-- Begin --

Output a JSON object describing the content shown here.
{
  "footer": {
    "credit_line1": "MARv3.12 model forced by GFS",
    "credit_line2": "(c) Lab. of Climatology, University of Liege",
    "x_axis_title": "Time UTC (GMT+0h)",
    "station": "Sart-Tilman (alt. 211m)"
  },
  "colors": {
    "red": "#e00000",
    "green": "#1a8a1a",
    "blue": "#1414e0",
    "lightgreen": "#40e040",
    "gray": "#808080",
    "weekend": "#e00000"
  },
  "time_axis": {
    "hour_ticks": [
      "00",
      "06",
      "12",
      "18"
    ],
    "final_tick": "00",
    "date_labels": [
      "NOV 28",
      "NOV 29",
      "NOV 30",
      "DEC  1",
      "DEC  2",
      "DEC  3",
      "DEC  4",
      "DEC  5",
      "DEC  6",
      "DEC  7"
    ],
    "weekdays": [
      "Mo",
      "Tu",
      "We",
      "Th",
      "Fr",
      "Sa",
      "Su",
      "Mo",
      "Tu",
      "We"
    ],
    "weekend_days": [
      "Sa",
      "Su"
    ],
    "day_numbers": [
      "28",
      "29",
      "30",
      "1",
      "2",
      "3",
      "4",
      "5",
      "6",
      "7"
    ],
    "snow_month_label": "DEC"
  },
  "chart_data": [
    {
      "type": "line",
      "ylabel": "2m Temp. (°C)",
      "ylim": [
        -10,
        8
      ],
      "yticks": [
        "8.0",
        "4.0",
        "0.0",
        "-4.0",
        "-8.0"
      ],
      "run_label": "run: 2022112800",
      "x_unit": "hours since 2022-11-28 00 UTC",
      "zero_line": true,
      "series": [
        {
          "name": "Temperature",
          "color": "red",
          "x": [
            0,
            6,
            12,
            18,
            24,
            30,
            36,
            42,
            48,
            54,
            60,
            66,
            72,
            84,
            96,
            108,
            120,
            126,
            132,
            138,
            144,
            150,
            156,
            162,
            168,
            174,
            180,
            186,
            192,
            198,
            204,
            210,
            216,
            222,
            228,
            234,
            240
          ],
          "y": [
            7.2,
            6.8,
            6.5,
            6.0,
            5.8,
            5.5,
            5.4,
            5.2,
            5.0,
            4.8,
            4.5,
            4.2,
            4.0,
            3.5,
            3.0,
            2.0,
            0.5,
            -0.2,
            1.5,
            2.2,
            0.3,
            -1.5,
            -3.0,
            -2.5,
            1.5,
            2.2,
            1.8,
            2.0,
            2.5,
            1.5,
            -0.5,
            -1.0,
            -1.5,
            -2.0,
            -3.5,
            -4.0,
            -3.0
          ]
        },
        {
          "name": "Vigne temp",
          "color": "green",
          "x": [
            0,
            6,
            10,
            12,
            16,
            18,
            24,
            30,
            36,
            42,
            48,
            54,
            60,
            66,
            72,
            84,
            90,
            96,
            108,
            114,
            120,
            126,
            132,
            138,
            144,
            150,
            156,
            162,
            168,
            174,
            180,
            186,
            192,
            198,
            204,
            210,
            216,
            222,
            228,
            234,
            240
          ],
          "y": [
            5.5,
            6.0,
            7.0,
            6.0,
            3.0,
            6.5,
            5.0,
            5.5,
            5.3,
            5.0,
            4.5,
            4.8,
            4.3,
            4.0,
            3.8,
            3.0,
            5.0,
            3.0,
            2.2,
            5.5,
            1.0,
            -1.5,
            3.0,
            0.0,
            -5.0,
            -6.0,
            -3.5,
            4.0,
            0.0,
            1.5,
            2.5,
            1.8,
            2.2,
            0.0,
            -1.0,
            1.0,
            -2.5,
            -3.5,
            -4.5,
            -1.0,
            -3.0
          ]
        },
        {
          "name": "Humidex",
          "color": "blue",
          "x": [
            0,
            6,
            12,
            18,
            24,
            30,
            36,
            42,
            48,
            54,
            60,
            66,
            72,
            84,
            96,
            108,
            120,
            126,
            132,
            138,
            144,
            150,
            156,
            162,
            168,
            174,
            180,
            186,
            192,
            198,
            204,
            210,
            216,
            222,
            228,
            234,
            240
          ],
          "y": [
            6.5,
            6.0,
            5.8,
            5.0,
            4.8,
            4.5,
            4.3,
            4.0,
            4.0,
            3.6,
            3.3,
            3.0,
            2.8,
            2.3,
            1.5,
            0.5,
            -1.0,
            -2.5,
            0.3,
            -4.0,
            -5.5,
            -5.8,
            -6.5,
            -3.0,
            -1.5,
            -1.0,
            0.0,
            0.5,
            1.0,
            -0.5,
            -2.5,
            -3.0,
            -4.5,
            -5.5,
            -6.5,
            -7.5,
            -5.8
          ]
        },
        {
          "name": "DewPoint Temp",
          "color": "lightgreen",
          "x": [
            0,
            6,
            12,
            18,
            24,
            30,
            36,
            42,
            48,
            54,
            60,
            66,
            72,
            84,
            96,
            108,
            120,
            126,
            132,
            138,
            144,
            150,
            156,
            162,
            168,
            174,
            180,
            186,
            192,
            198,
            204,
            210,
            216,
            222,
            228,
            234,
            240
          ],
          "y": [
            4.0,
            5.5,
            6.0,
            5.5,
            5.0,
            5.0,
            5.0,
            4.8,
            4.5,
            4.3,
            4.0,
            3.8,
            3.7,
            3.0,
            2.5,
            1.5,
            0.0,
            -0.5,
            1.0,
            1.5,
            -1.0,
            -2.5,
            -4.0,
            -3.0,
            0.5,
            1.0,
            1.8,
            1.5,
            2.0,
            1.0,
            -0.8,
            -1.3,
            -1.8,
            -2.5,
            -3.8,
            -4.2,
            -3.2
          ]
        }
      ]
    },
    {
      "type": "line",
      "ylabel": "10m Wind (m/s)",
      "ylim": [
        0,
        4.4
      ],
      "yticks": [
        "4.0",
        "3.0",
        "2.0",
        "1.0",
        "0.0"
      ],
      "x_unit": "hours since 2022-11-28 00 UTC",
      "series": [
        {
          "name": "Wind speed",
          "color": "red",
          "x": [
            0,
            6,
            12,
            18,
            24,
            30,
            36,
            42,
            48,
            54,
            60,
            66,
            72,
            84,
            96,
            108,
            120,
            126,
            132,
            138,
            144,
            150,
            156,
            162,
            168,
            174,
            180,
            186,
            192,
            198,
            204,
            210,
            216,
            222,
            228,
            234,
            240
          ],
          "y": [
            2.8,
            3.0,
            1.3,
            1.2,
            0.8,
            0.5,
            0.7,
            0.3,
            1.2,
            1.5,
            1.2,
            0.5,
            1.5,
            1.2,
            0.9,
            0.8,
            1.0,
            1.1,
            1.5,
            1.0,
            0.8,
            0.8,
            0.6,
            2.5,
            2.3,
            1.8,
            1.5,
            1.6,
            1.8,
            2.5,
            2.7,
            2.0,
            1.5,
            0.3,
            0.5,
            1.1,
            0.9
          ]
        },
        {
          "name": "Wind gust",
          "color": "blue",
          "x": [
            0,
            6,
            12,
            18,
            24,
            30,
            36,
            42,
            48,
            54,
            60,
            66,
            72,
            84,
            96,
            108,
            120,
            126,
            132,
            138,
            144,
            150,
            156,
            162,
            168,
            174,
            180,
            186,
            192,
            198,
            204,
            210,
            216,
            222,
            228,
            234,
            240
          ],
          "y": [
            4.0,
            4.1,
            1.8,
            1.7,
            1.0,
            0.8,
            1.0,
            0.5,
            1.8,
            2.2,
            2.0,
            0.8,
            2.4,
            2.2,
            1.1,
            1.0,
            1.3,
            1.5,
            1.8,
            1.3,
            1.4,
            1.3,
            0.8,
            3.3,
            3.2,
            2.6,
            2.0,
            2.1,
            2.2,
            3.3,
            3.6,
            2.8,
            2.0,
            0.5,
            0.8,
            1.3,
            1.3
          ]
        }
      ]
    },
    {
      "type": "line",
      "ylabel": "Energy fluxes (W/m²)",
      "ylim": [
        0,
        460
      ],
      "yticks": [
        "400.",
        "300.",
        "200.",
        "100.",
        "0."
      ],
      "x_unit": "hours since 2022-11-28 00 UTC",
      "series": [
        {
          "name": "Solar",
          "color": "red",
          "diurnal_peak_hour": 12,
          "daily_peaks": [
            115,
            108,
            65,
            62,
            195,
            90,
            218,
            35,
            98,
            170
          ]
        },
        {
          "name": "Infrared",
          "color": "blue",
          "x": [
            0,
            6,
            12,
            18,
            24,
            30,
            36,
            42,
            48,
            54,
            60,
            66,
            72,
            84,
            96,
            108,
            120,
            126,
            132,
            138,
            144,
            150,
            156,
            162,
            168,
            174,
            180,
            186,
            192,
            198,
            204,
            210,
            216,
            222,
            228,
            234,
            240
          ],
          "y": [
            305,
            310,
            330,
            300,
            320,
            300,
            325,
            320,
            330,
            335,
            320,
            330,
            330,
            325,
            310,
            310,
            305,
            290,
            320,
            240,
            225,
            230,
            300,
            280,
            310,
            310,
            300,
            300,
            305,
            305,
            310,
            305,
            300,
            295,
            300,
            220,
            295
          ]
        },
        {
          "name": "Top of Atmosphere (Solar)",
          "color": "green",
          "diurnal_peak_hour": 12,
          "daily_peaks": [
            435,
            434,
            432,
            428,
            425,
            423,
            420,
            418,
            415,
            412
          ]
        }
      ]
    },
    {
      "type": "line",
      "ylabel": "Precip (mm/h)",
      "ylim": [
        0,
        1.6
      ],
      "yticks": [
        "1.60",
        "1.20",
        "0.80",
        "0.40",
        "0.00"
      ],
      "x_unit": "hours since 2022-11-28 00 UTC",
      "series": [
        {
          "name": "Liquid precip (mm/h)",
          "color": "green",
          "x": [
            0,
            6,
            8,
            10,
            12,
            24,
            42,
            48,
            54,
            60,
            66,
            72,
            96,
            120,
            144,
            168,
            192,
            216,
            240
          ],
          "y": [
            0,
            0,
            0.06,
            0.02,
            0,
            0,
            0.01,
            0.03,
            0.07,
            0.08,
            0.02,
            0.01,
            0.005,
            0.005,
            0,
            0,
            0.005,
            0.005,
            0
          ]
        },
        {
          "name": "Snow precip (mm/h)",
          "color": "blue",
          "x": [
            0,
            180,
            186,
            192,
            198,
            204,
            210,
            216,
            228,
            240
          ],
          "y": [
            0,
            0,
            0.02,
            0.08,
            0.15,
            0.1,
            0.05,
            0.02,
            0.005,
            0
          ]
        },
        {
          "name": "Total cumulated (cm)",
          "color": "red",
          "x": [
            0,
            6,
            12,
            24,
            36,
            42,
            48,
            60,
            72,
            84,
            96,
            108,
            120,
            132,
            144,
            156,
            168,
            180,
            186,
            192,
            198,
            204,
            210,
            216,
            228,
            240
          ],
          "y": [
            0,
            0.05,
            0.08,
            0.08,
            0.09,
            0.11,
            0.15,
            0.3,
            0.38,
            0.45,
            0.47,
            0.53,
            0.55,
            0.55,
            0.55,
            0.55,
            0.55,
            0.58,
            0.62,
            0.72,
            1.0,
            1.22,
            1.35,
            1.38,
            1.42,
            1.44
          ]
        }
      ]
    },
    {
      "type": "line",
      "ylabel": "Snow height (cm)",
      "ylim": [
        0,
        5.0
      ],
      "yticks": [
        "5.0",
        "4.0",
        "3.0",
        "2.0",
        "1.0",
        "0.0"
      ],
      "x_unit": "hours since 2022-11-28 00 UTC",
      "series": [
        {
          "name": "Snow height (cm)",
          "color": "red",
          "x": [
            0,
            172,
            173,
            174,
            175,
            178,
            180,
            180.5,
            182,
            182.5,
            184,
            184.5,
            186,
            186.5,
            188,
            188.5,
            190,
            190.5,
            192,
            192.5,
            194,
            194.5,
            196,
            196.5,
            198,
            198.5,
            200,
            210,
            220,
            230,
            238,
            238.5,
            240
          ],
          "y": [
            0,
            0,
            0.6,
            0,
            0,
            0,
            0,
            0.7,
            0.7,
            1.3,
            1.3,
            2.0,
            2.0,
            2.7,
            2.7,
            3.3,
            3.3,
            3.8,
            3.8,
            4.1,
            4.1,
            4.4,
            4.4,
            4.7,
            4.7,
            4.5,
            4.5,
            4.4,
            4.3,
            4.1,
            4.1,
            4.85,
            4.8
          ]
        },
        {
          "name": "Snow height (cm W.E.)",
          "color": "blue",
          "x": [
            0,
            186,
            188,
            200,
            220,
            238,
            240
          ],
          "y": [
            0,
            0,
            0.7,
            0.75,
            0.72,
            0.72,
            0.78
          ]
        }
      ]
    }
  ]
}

-- End --

§ Your task:
Select all lines with the word "Wind" from the entries above.

§ Answer below:
      "ylabel": "10m Wind (m/s)",
          "name": "Wind speed",
          "name": "Wind gust",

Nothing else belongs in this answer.